# [TASK TO CARRY OUT]
Copy out the records precisely, omitting pictures.
Start of GIVEN DATA
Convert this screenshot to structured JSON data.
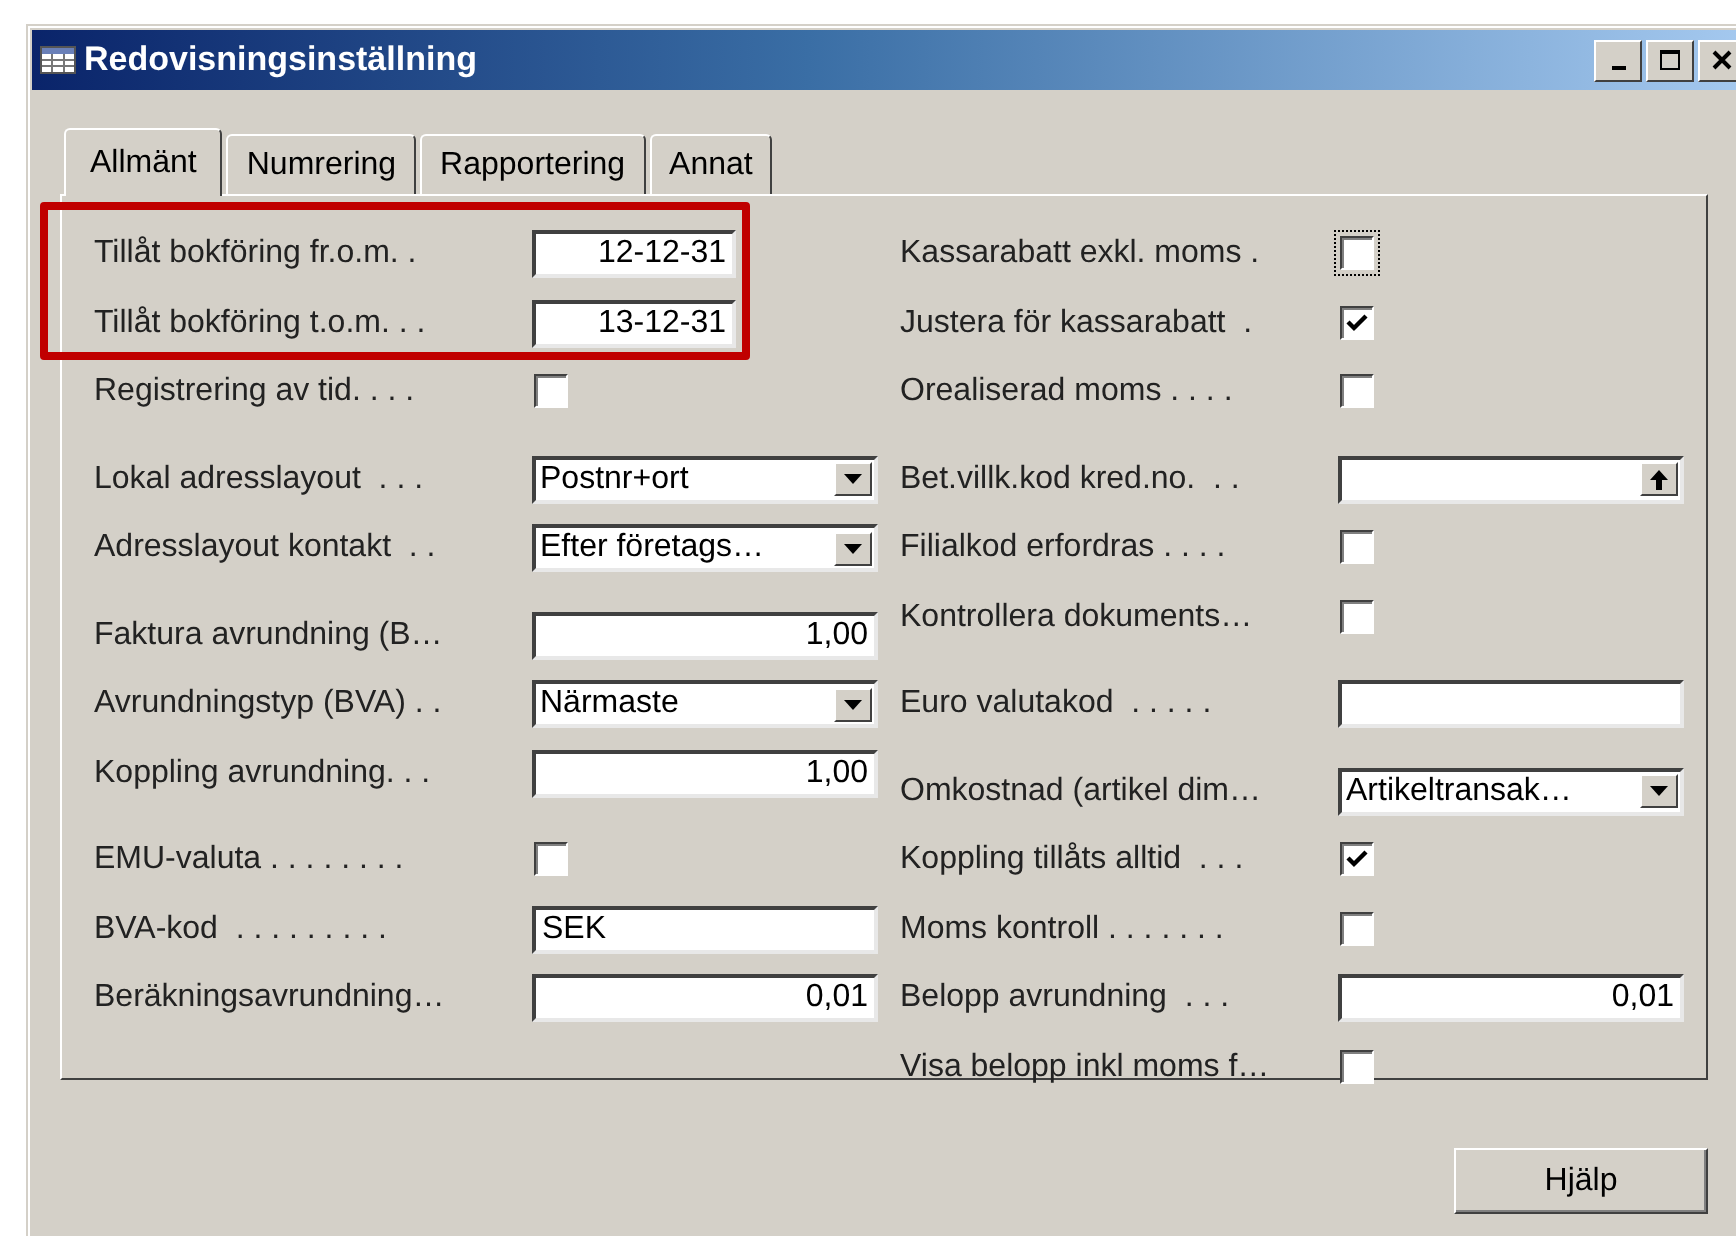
{
  "window": {
    "title": "Redovisningsinställning"
  },
  "tabs": [
    {
      "label": "Allmänt",
      "selected": true
    },
    {
      "label": "Numrering",
      "selected": false
    },
    {
      "label": "Rapportering",
      "selected": false
    },
    {
      "label": "Annat",
      "selected": false
    }
  ],
  "columns": [
    {
      "sections": [
        {
          "blocks": [
            {
              "highlighted": true,
              "fields": [
                {
                  "label": "Tillåt bokföring fr.o.m. .",
                  "kind": "date",
                  "value": "12-12-31"
                },
                {
                  "label": "Tillåt bokföring t.o.m. . .",
                  "kind": "date",
                  "value": "13-12-31"
                }
              ]
            },
            {
              "highlighted": false,
              "fields": [
                {
                  "label": "Registrering av tid. . . .",
                  "kind": "checkbox",
                  "checked": false
                }
              ]
            }
          ]
        },
        {
          "blocks": [
            {
              "highlighted": false,
              "fields": [
                {
                  "label": "Lokal adresslayout  . . .",
                  "kind": "select",
                  "value": "Postnr+ort"
                },
                {
                  "label": "Adresslayout kontakt  . .",
                  "kind": "select",
                  "value": "Efter företags…"
                }
              ]
            }
          ]
        },
        {
          "blocks": [
            {
              "highlighted": false,
              "fields": [
                {
                  "label": "Faktura avrundning (B…",
                  "kind": "number",
                  "value": "1,00"
                },
                {
                  "label": "Avrundningstyp (BVA) . .",
                  "kind": "select",
                  "value": "Närmaste"
                },
                {
                  "label": "Koppling avrundning. . .",
                  "kind": "number",
                  "value": "1,00"
                }
              ]
            }
          ]
        },
        {
          "blocks": [
            {
              "highlighted": false,
              "fields": [
                {
                  "label": "EMU-valuta . . . . . . . .",
                  "kind": "checkbox",
                  "checked": false
                },
                {
                  "label": "BVA-kod  . . . . . . . . .",
                  "kind": "text",
                  "value": "SEK"
                },
                {
                  "label": "Beräkningsavrundning…",
                  "kind": "number",
                  "value": "0,01"
                }
              ]
            }
          ]
        }
      ]
    },
    {
      "sections": [
        {
          "blocks": [
            {
              "highlighted": false,
              "fields": [
                {
                  "label": "Kassarabatt exkl. moms .",
                  "kind": "checkbox",
                  "checked": false,
                  "focused": true
                },
                {
                  "label": "Justera för kassarabatt  .",
                  "kind": "checkbox",
                  "checked": true
                },
                {
                  "label": "Orealiserad moms . . . .",
                  "kind": "checkbox",
                  "checked": false
                }
              ]
            }
          ]
        },
        {
          "blocks": [
            {
              "highlighted": false,
              "fields": [
                {
                  "label": "Bet.villk.kod kred.no.  . .",
                  "kind": "lookup"
                },
                {
                  "label": "Filialkod erfordras . . . .",
                  "kind": "checkbox",
                  "checked": false
                },
                {
                  "label": "Kontrollera dokuments…",
                  "kind": "checkbox",
                  "checked": false
                }
              ]
            }
          ]
        },
        {
          "blocks": [
            {
              "highlighted": false,
              "fields": [
                {
                  "label": "Euro valutakod  . . . . .",
                  "kind": "text"
                }
              ]
            }
          ]
        },
        {
          "blocks": [
            {
              "highlighted": false,
              "fields": [
                {
                  "label": "Omkostnad (artikel dim…",
                  "kind": "select",
                  "value": "Artikeltransak…"
                },
                {
                  "label": "Koppling tillåts alltid  . . .",
                  "kind": "checkbox",
                  "checked": true
                },
                {
                  "label": "Moms kontroll . . . . . . .",
                  "kind": "checkbox",
                  "checked": false
                },
                {
                  "label": "Belopp avrundning  . . .",
                  "kind": "number",
                  "value": "0,01"
                },
                {
                  "label": "Visa belopp inkl moms f…",
                  "kind": "checkbox",
                  "checked": false
                }
              ]
            }
          ]
        }
      ]
    }
  ],
  "buttons": [
    {
      "label": "Hjälp"
    }
  ]
}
End of GIVEN DATA
# [TASK ANSWER]
Convert this screenshot to structured JSON data.
{
  "window": {
    "title": "Redovisningsinställning"
  },
  "tabs": [
    {
      "label": "Allmänt",
      "selected": true
    },
    {
      "label": "Numrering",
      "selected": false
    },
    {
      "label": "Rapportering",
      "selected": false
    },
    {
      "label": "Annat",
      "selected": false
    }
  ],
  "columns": [
    {
      "sections": [
        {
          "blocks": [
            {
              "highlighted": true,
              "fields": [
                {
                  "label": "Tillåt bokföring fr.o.m. .",
                  "kind": "date",
                  "value": "12-12-31"
                },
                {
                  "label": "Tillåt bokföring t.o.m. . .",
                  "kind": "date",
                  "value": "13-12-31"
                }
              ]
            },
            {
              "highlighted": false,
              "fields": [
                {
                  "label": "Registrering av tid. . . .",
                  "kind": "checkbox",
                  "checked": false
                }
              ]
            }
          ]
        },
        {
          "blocks": [
            {
              "highlighted": false,
              "fields": [
                {
                  "label": "Lokal adresslayout  . . .",
                  "kind": "select",
                  "value": "Postnr+ort"
                },
                {
                  "label": "Adresslayout kontakt  . .",
                  "kind": "select",
                  "value": "Efter företags…"
                }
              ]
            }
          ]
        },
        {
          "blocks": [
            {
              "highlighted": false,
              "fields": [
                {
                  "label": "Faktura avrundning (B…",
                  "kind": "number",
                  "value": "1,00"
                },
                {
                  "label": "Avrundningstyp (BVA) . .",
                  "kind": "select",
                  "value": "Närmaste"
                },
                {
                  "label": "Koppling avrundning. . .",
                  "kind": "number",
                  "value": "1,00"
                }
              ]
            }
          ]
        },
        {
          "blocks": [
            {
              "highlighted": false,
              "fields": [
                {
                  "label": "EMU-valuta . . . . . . . .",
                  "kind": "checkbox",
                  "checked": false
                },
                {
                  "label": "BVA-kod  . . . . . . . . .",
                  "kind": "text",
                  "value": "SEK"
                },
                {
                  "label": "Beräkningsavrundning…",
                  "kind": "number",
                  "value": "0,01"
                }
              ]
            }
          ]
        }
      ]
    },
    {
      "sections": [
        {
          "blocks": [
            {
              "highlighted": false,
              "fields": [
                {
                  "label": "Kassarabatt exkl. moms .",
                  "kind": "checkbox",
                  "checked": false,
                  "focused": true
                },
                {
                  "label": "Justera för kassarabatt  .",
                  "kind": "checkbox",
                  "checked": true
                },
                {
                  "label": "Orealiserad moms . . . .",
                  "kind": "checkbox",
                  "checked": false
                }
              ]
            }
          ]
        },
        {
          "blocks": [
            {
              "highlighted": false,
              "fields": [
                {
                  "label": "Bet.villk.kod kred.no.  . .",
                  "kind": "lookup"
                },
                {
                  "label": "Filialkod erfordras . . . .",
                  "kind": "checkbox",
                  "checked": false
                },
                {
                  "label": "Kontrollera dokuments…",
                  "kind": "checkbox",
                  "checked": false
                }
              ]
            }
          ]
        },
        {
          "blocks": [
            {
              "highlighted": false,
              "fields": [
                {
                  "label": "Euro valutakod  . . . . .",
                  "kind": "text"
                }
              ]
            }
          ]
        },
        {
          "blocks": [
            {
              "highlighted": false,
              "fields": [
                {
                  "label": "Omkostnad (artikel dim…",
                  "kind": "select",
                  "value": "Artikeltransak…"
                },
                {
                  "label": "Koppling tillåts alltid  . . .",
                  "kind": "checkbox",
                  "checked": true
                },
                {
                  "label": "Moms kontroll . . . . . . .",
                  "kind": "checkbox",
                  "checked": false
                },
                {
                  "label": "Belopp avrundning  . . .",
                  "kind": "number",
                  "value": "0,01"
                },
                {
                  "label": "Visa belopp inkl moms f…",
                  "kind": "checkbox",
                  "checked": false
                }
              ]
            }
          ]
        }
      ]
    }
  ],
  "buttons": [
    {
      "label": "Hjälp"
    }
  ]
}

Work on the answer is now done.